Collected data:

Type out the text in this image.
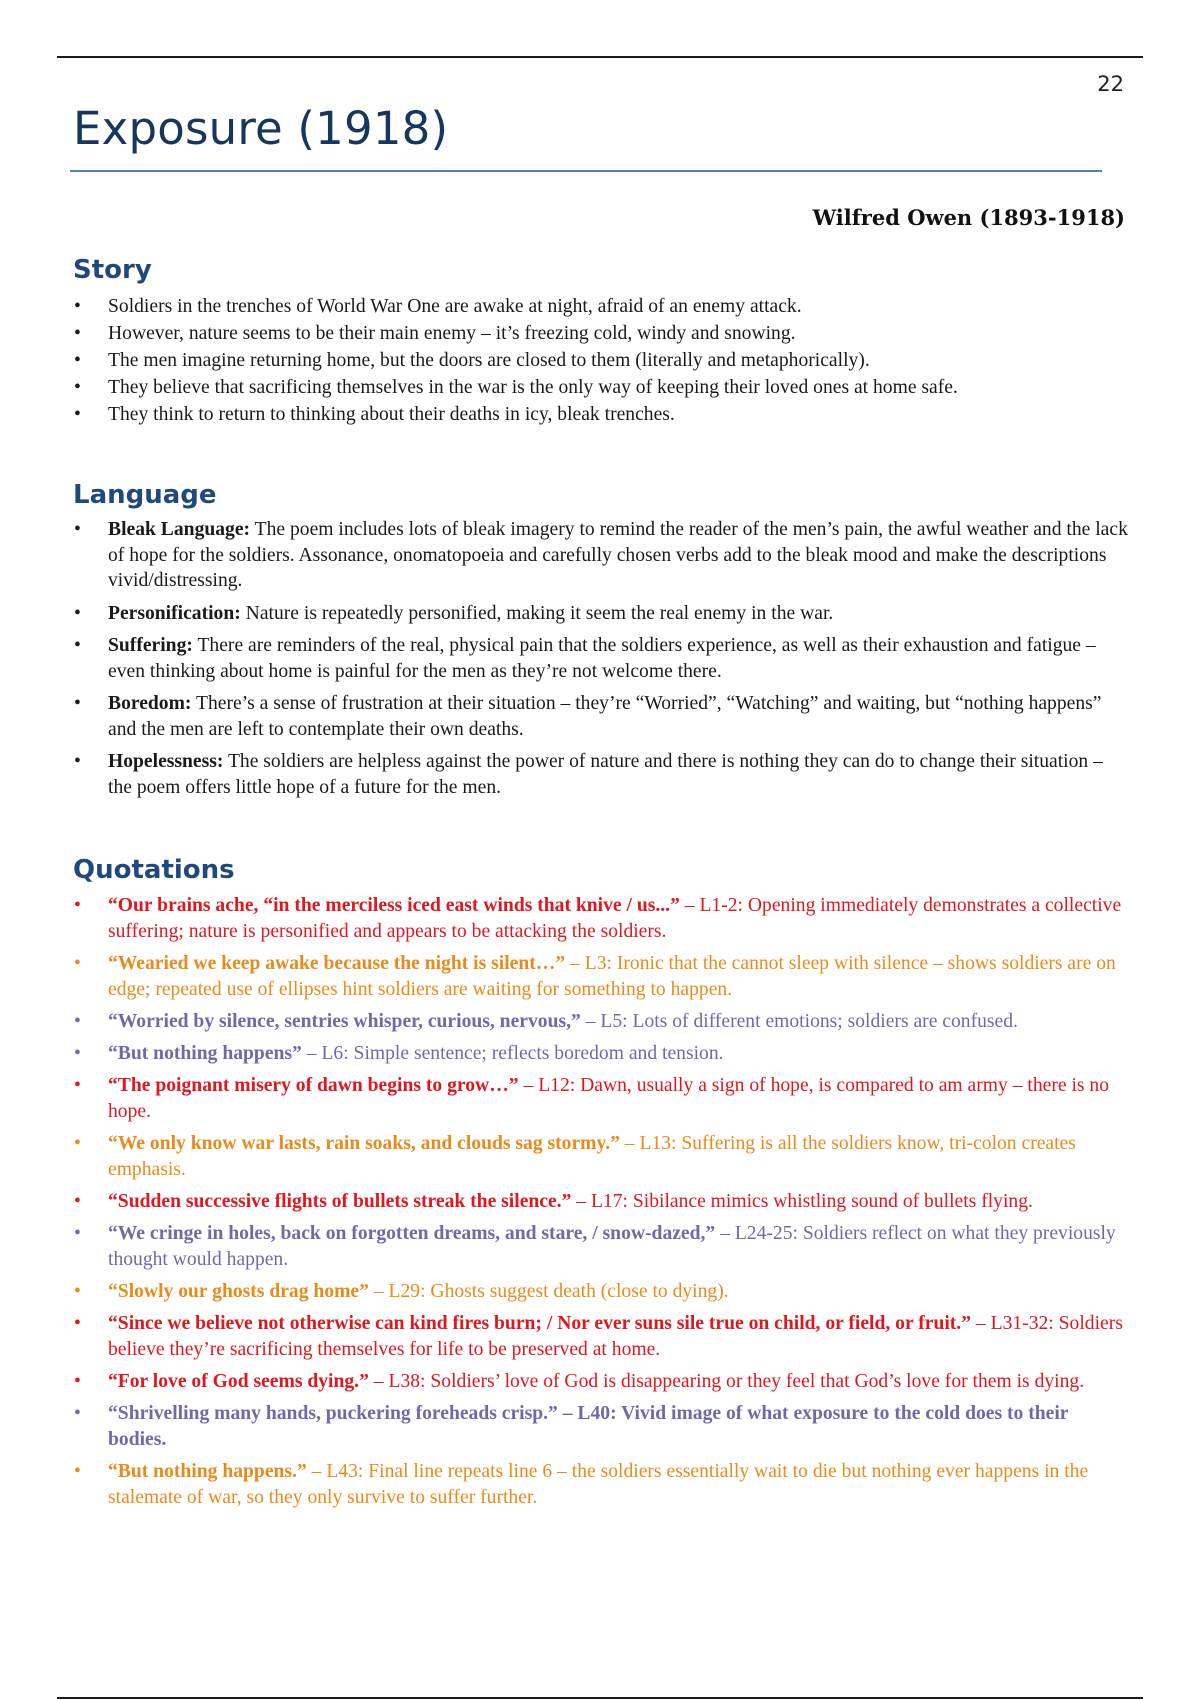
22
Exposure (1918)
Wilfred Owen (1893-1918)
Story
• Soldiers in the trenches of World War One are awake at night, afraid of an enemy attack.
• However, nature seems to be their main enemy – it’s freezing cold, windy and snowing.
• The men imagine returning home, but the doors are closed to them (literally and metaphorically).
• They believe that sacrificing themselves in the war is the only way of keeping their loved ones at home safe.
• They think to return to thinking about their deaths in icy, bleak trenches.
Language
• Bleak Language: The poem includes lots of bleak imagery to remind the reader of the men’s pain, the awful weather and the lack of hope for the soldiers. Assonance, onomatopoeia and carefully chosen verbs add to the bleak mood and make the descriptions vivid/distressing.
• Personification: Nature is repeatedly personified, making it seem the real enemy in the war.
• Suffering: There are reminders of the real, physical pain that the soldiers experience, as well as their exhaustion and fatigue – even thinking about home is painful for the men as they’re not welcome there.
• Boredom: There’s a sense of frustration at their situation – they’re “Worried”, “Watching” and waiting, but “nothing happens” and the men are left to contemplate their own deaths.
• Hopelessness: The soldiers are helpless against the power of nature and there is nothing they can do to change their situation – the poem offers little hope of a future for the men.
Quotations
• “Our brains ache, “in the merciless iced east winds that knive / us...” – L1-2: Opening immediately demonstrates a collective suffering; nature is personified and appears to be attacking the soldiers.
• “Wearied we keep awake because the night is silent…” – L3: Ironic that the cannot sleep with silence – shows soldiers are on edge; repeated use of ellipses hint soldiers are waiting for something to happen.
• “Worried by silence, sentries whisper, curious, nervous,” – L5: Lots of different emotions; soldiers are confused.
• “But nothing happens” – L6: Simple sentence; reflects boredom and tension.
• “The poignant misery of dawn begins to grow…” – L12: Dawn, usually a sign of hope, is compared to am army – there is no hope.
• “We only know war lasts, rain soaks, and clouds sag stormy.” – L13: Suffering is all the soldiers know, tri-colon creates emphasis.
• “Sudden successive flights of bullets streak the silence.” – L17: Sibilance mimics whistling sound of bullets flying.
• “We cringe in holes, back on forgotten dreams, and stare, / snow-dazed,” – L24-25: Soldiers reflect on what they previously thought would happen.
• “Slowly our ghosts drag home” – L29: Ghosts suggest death (close to dying).
• “Since we believe not otherwise can kind fires burn; / Nor ever suns sile true on child, or field, or fruit.” – L31-32: Soldiers believe they’re sacrificing themselves for life to be preserved at home.
• “For love of God seems dying.” – L38: Soldiers’ love of God is disappearing or they feel that God’s love for them is dying.
• “Shrivelling many hands, puckering foreheads crisp.” – L40: Vivid image of what exposure to the cold does to their bodies.
• “But nothing happens.” – L43: Final line repeats line 6 – the soldiers essentially wait to die but nothing ever happens in the stalemate of war, so they only survive to suffer further.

PROBLEM:
Copy out each record shown above without alteration, skipping any picture.

EXPECTED ANSWER:
Type out the text in this image.
22
Exposure (1918)
Wilfred Owen (1893-1918)
Story
• Soldiers in the trenches of World War One are awake at night, afraid of an enemy attack.
• However, nature seems to be their main enemy – it’s freezing cold, windy and snowing.
• The men imagine returning home, but the doors are closed to them (literally and metaphorically).
• They believe that sacrificing themselves in the war is the only way of keeping their loved ones at home safe.
• They think to return to thinking about their deaths in icy, bleak trenches.
Language
• Bleak Language: The poem includes lots of bleak imagery to remind the reader of the men’s pain, the awful weather and the lack of hope for the soldiers. Assonance, onomatopoeia and carefully chosen verbs add to the bleak mood and make the descriptions vivid/distressing.
• Personification: Nature is repeatedly personified, making it seem the real enemy in the war.
• Suffering: There are reminders of the real, physical pain that the soldiers experience, as well as their exhaustion and fatigue – even thinking about home is painful for the men as they’re not welcome there.
• Boredom: There’s a sense of frustration at their situation – they’re “Worried”, “Watching” and waiting, but “nothing happens” and the men are left to contemplate their own deaths.
• Hopelessness: The soldiers are helpless against the power of nature and there is nothing they can do to change their situation – the poem offers little hope of a future for the men.
Quotations
• “Our brains ache, “in the merciless iced east winds that knive / us...” – L1-2: Opening immediately demonstrates a collective suffering; nature is personified and appears to be attacking the soldiers.
• “Wearied we keep awake because the night is silent…” – L3: Ironic that the cannot sleep with silence – shows soldiers are on edge; repeated use of ellipses hint soldiers are waiting for something to happen.
• “Worried by silence, sentries whisper, curious, nervous,” – L5: Lots of different emotions; soldiers are confused.
• “But nothing happens” – L6: Simple sentence; reflects boredom and tension.
• “The poignant misery of dawn begins to grow…” – L12: Dawn, usually a sign of hope, is compared to am army – there is no hope.
• “We only know war lasts, rain soaks, and clouds sag stormy.” – L13: Suffering is all the soldiers know, tri-colon creates emphasis.
• “Sudden successive flights of bullets streak the silence.” – L17: Sibilance mimics whistling sound of bullets flying.
• “We cringe in holes, back on forgotten dreams, and stare, / snow-dazed,” – L24-25: Soldiers reflect on what they previously thought would happen.
• “Slowly our ghosts drag home” – L29: Ghosts suggest death (close to dying).
• “Since we believe not otherwise can kind fires burn; / Nor ever suns sile true on child, or field, or fruit.” – L31-32: Soldiers believe they’re sacrificing themselves for life to be preserved at home.
• “For love of God seems dying.” – L38: Soldiers’ love of God is disappearing or they feel that God’s love for them is dying.
• “Shrivelling many hands, puckering foreheads crisp.” – L40: Vivid image of what exposure to the cold does to their bodies.
• “But nothing happens.” – L43: Final line repeats line 6 – the soldiers essentially wait to die but nothing ever happens in the stalemate of war, so they only survive to suffer further.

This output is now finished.